Chart and figure data
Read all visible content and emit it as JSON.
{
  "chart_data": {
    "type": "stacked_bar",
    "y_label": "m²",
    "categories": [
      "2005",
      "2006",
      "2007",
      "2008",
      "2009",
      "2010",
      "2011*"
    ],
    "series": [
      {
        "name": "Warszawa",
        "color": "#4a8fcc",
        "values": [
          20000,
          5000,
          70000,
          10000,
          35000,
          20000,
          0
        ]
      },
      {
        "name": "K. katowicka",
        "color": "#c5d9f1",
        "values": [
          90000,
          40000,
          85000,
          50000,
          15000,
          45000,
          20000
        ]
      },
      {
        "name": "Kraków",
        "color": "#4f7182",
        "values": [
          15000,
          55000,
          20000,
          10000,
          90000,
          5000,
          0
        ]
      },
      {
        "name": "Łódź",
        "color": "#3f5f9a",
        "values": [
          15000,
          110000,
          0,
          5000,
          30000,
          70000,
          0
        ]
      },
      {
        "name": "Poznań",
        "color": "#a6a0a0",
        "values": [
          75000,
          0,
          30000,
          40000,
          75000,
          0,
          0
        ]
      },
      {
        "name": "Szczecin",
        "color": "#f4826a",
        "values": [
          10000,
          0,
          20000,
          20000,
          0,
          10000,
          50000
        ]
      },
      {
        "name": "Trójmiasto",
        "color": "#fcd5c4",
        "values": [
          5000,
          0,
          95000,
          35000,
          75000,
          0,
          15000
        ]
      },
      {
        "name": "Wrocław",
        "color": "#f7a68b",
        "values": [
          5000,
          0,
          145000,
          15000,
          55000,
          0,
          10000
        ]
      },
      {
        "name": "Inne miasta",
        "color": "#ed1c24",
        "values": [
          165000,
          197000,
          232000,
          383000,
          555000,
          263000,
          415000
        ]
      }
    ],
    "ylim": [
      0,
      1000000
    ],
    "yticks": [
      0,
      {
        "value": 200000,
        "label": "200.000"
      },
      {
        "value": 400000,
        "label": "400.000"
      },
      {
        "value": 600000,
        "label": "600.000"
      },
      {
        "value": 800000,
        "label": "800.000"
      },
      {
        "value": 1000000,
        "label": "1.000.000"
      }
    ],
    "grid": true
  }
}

The problem
Transcribe the data above in full, exactly.

Complete response
Read all visible content and emit it as JSON.
{
  "chart_data": {
    "type": "stacked_bar",
    "y_label": "m²",
    "categories": [
      "2005",
      "2006",
      "2007",
      "2008",
      "2009",
      "2010",
      "2011*"
    ],
    "series": [
      {
        "name": "Warszawa",
        "color": "#4a8fcc",
        "values": [
          20000,
          5000,
          70000,
          10000,
          35000,
          20000,
          0
        ]
      },
      {
        "name": "K. katowicka",
        "color": "#c5d9f1",
        "values": [
          90000,
          40000,
          85000,
          50000,
          15000,
          45000,
          20000
        ]
      },
      {
        "name": "Kraków",
        "color": "#4f7182",
        "values": [
          15000,
          55000,
          20000,
          10000,
          90000,
          5000,
          0
        ]
      },
      {
        "name": "Łódź",
        "color": "#3f5f9a",
        "values": [
          15000,
          110000,
          0,
          5000,
          30000,
          70000,
          0
        ]
      },
      {
        "name": "Poznań",
        "color": "#a6a0a0",
        "values": [
          75000,
          0,
          30000,
          40000,
          75000,
          0,
          0
        ]
      },
      {
        "name": "Szczecin",
        "color": "#f4826a",
        "values": [
          10000,
          0,
          20000,
          20000,
          0,
          10000,
          50000
        ]
      },
      {
        "name": "Trójmiasto",
        "color": "#fcd5c4",
        "values": [
          5000,
          0,
          95000,
          35000,
          75000,
          0,
          15000
        ]
      },
      {
        "name": "Wrocław",
        "color": "#f7a68b",
        "values": [
          5000,
          0,
          145000,
          15000,
          55000,
          0,
          10000
        ]
      },
      {
        "name": "Inne miasta",
        "color": "#ed1c24",
        "values": [
          165000,
          197000,
          232000,
          383000,
          555000,
          263000,
          415000
        ]
      }
    ],
    "ylim": [
      0,
      1000000
    ],
    "yticks": [
      0,
      {
        "value": 200000,
        "label": "200.000"
      },
      {
        "value": 400000,
        "label": "400.000"
      },
      {
        "value": 600000,
        "label": "600.000"
      },
      {
        "value": 800000,
        "label": "800.000"
      },
      {
        "value": 1000000,
        "label": "1.000.000"
      }
    ],
    "grid": true
  }
}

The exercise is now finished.